### EXERCISE OBJECTIVE:
Your copy of the material must match it exactly, except that pictures are dropped.

[begin INPUT DATA]

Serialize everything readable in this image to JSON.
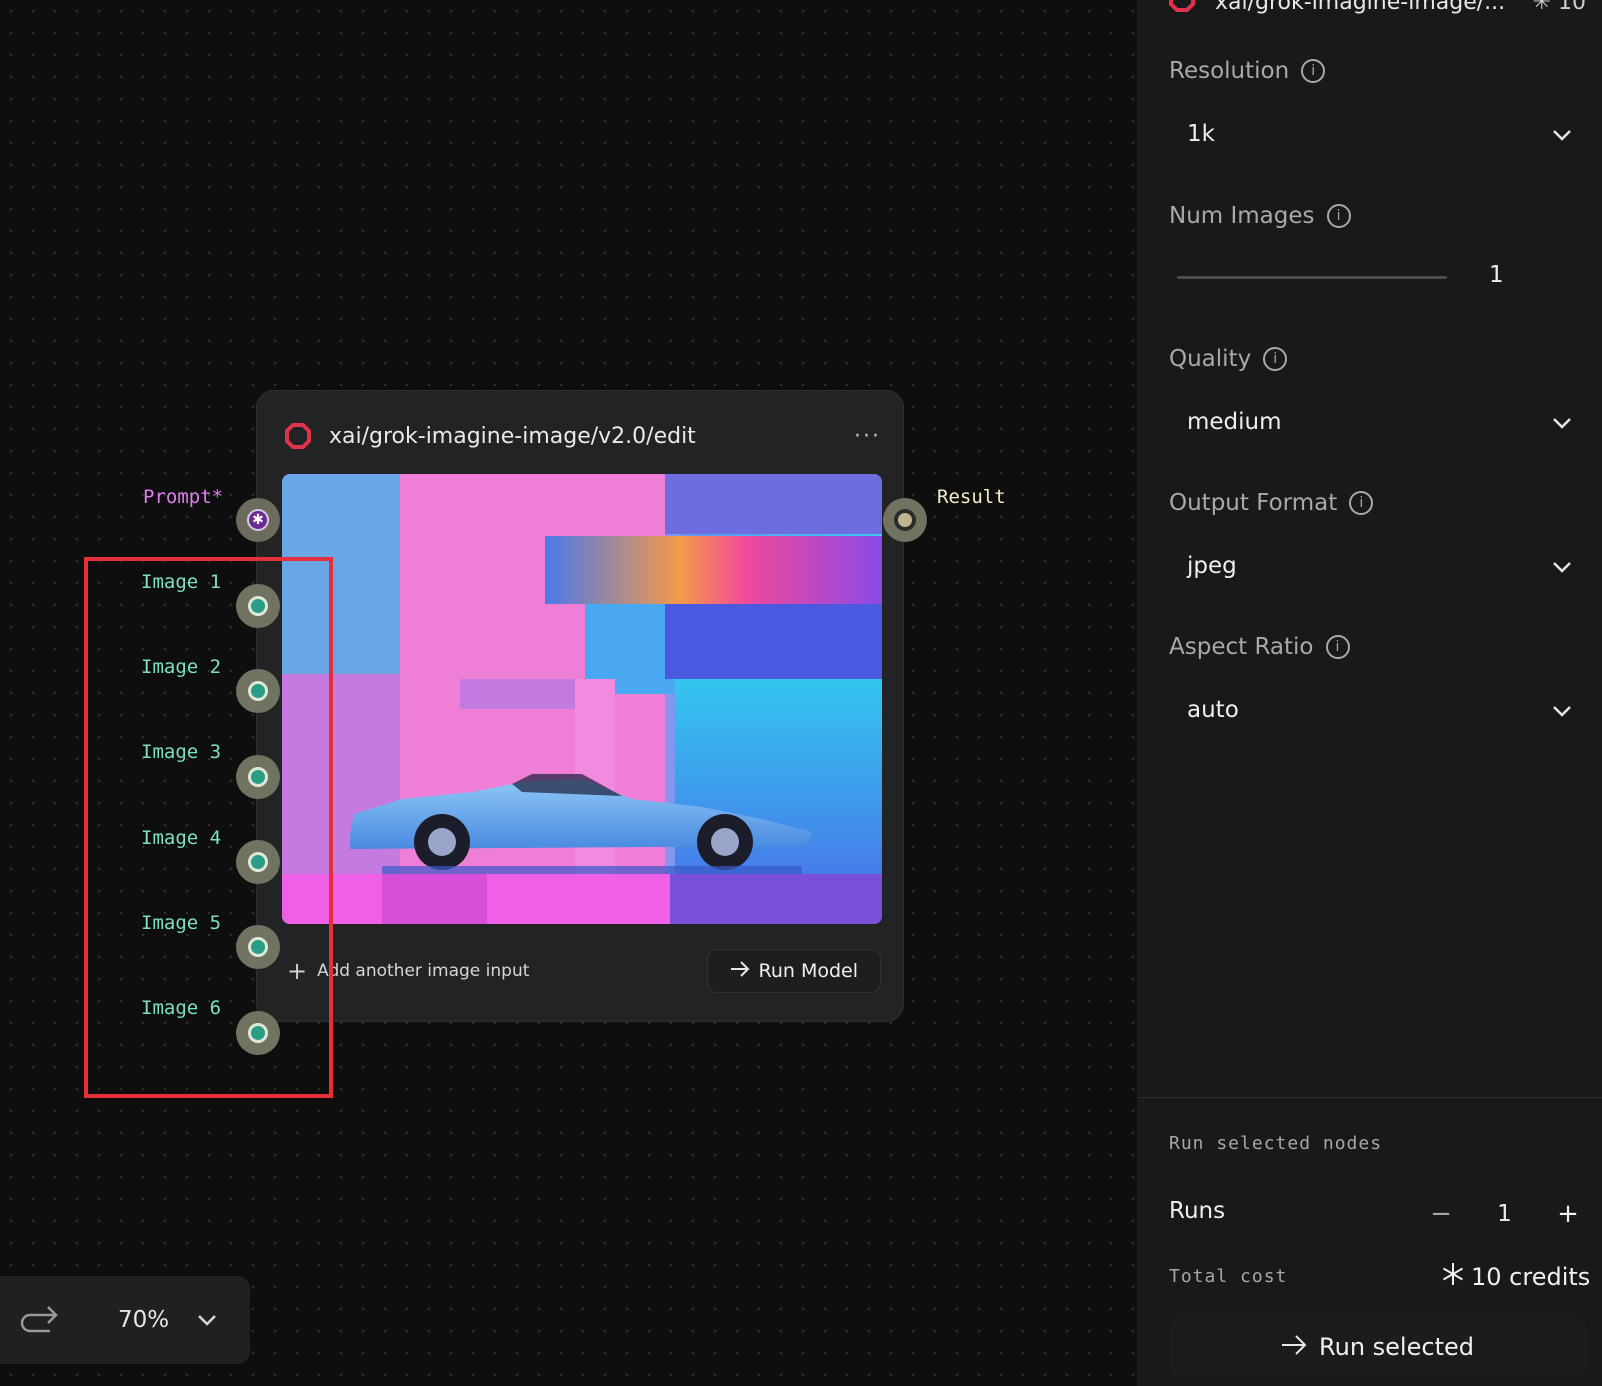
{
  "node": {
    "title": "xai/grok-imagine-image/v2.0/edit",
    "menu": "···",
    "add_input_label": "Add another image input",
    "run_model_label": "Run Model"
  },
  "ports": {
    "prompt_label": "Prompt*",
    "result_label": "Result",
    "image_labels": [
      "Image 1",
      "Image 2",
      "Image 3",
      "Image 4",
      "Image 5",
      "Image 6"
    ]
  },
  "zoom": {
    "value": "70%"
  },
  "panel": {
    "header_title": "xai/grok-imagine-image/...",
    "header_cost": "✳ 10",
    "fields": {
      "resolution": {
        "label": "Resolution",
        "value": "1k"
      },
      "num_images": {
        "label": "Num Images",
        "value": "1"
      },
      "quality": {
        "label": "Quality",
        "value": "medium"
      },
      "output_format": {
        "label": "Output Format",
        "value": "jpeg"
      },
      "aspect_ratio": {
        "label": "Aspect Ratio",
        "value": "auto"
      }
    },
    "run_section": {
      "title": "Run selected nodes",
      "runs_label": "Runs",
      "runs_value": "1",
      "minus": "−",
      "plus": "+",
      "total_label": "Total cost",
      "credits": "10 credits",
      "run_selected_label": "Run selected"
    }
  },
  "colors": {
    "accent_red": "#e5303a",
    "node_icon": "#e0324a",
    "image_port": "#2a9d86",
    "prompt_label": "#e07ef0",
    "image_label": "#7ee0c0",
    "result_label": "#f3ecc4"
  }
}
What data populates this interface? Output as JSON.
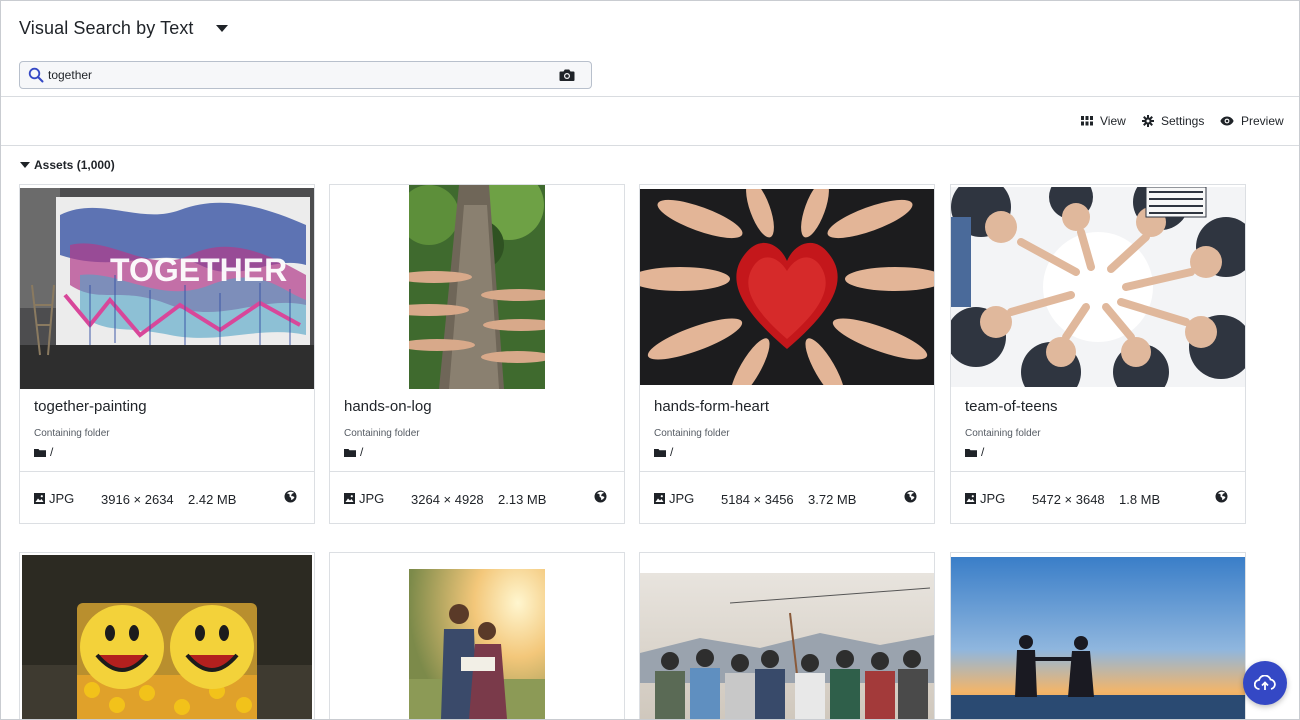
{
  "header": {
    "title": "Visual Search by Text",
    "search": {
      "value": "together",
      "placeholder": ""
    }
  },
  "toolbar": {
    "view_label": "View",
    "settings_label": "Settings",
    "preview_label": "Preview"
  },
  "assets": {
    "label": "Assets (1,000)",
    "folder_label": "Containing folder",
    "cards": [
      {
        "name": "together-painting",
        "folder": "/",
        "format": "JPG",
        "dimensions": "3916 × 2634",
        "size": "2.42 MB"
      },
      {
        "name": "hands-on-log",
        "folder": "/",
        "format": "JPG",
        "dimensions": "3264 × 4928",
        "size": "2.13 MB"
      },
      {
        "name": "hands-form-heart",
        "folder": "/",
        "format": "JPG",
        "dimensions": "5184 × 3456",
        "size": "3.72 MB"
      },
      {
        "name": "team-of-teens",
        "folder": "/",
        "format": "JPG",
        "dimensions": "5472 × 3648",
        "size": "1.8 MB"
      }
    ],
    "thumbnail_text": "TOGETHER"
  },
  "colors": {
    "accent": "#3448c5",
    "text": "#1f2328",
    "border": "#dcdfe3"
  },
  "icons": [
    "search-icon",
    "camera-icon",
    "grid-icon",
    "gear-icon",
    "eye-icon",
    "folder-icon",
    "image-icon",
    "globe-icon",
    "cloud-upload-icon"
  ]
}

[end INPUT DATA]

### FINAL RESULT:
Serialize everything readable in this image to JSON.
{
  "node": {
    "title": "xai/grok-imagine-image/v2.0/edit",
    "menu": "···",
    "add_input_label": "Add another image input",
    "run_model_label": "Run Model"
  },
  "ports": {
    "prompt_label": "Prompt*",
    "result_label": "Result",
    "image_labels": [
      "Image 1",
      "Image 2",
      "Image 3",
      "Image 4",
      "Image 5",
      "Image 6"
    ]
  },
  "zoom": {
    "value": "70%"
  },
  "panel": {
    "header_title": "xai/grok-imagine-image/...",
    "header_cost": "✳ 10",
    "fields": {
      "resolution": {
        "label": "Resolution",
        "value": "1k"
      },
      "num_images": {
        "label": "Num Images",
        "value": "1"
      },
      "quality": {
        "label": "Quality",
        "value": "medium"
      },
      "output_format": {
        "label": "Output Format",
        "value": "jpeg"
      },
      "aspect_ratio": {
        "label": "Aspect Ratio",
        "value": "auto"
      }
    },
    "run_section": {
      "title": "Run selected nodes",
      "runs_label": "Runs",
      "runs_value": "1",
      "minus": "−",
      "plus": "+",
      "total_label": "Total cost",
      "credits": "10 credits",
      "run_selected_label": "Run selected"
    }
  },
  "colors": {
    "accent_red": "#e5303a",
    "node_icon": "#e0324a",
    "image_port": "#2a9d86",
    "prompt_label": "#e07ef0",
    "image_label": "#7ee0c0",
    "result_label": "#f3ecc4"
  }
}
What data populates this interface? Output as JSON.
{
  "header": {
    "title": "Visual Search by Text",
    "search": {
      "value": "together",
      "placeholder": ""
    }
  },
  "toolbar": {
    "view_label": "View",
    "settings_label": "Settings",
    "preview_label": "Preview"
  },
  "assets": {
    "label": "Assets (1,000)",
    "folder_label": "Containing folder",
    "cards": [
      {
        "name": "together-painting",
        "folder": "/",
        "format": "JPG",
        "dimensions": "3916 × 2634",
        "size": "2.42 MB"
      },
      {
        "name": "hands-on-log",
        "folder": "/",
        "format": "JPG",
        "dimensions": "3264 × 4928",
        "size": "2.13 MB"
      },
      {
        "name": "hands-form-heart",
        "folder": "/",
        "format": "JPG",
        "dimensions": "5184 × 3456",
        "size": "3.72 MB"
      },
      {
        "name": "team-of-teens",
        "folder": "/",
        "format": "JPG",
        "dimensions": "5472 × 3648",
        "size": "1.8 MB"
      }
    ],
    "thumbnail_text": "TOGETHER"
  },
  "colors": {
    "accent": "#3448c5",
    "text": "#1f2328",
    "border": "#dcdfe3"
  },
  "icons": [
    "search-icon",
    "camera-icon",
    "grid-icon",
    "gear-icon",
    "eye-icon",
    "folder-icon",
    "image-icon",
    "globe-icon",
    "cloud-upload-icon"
  ]
}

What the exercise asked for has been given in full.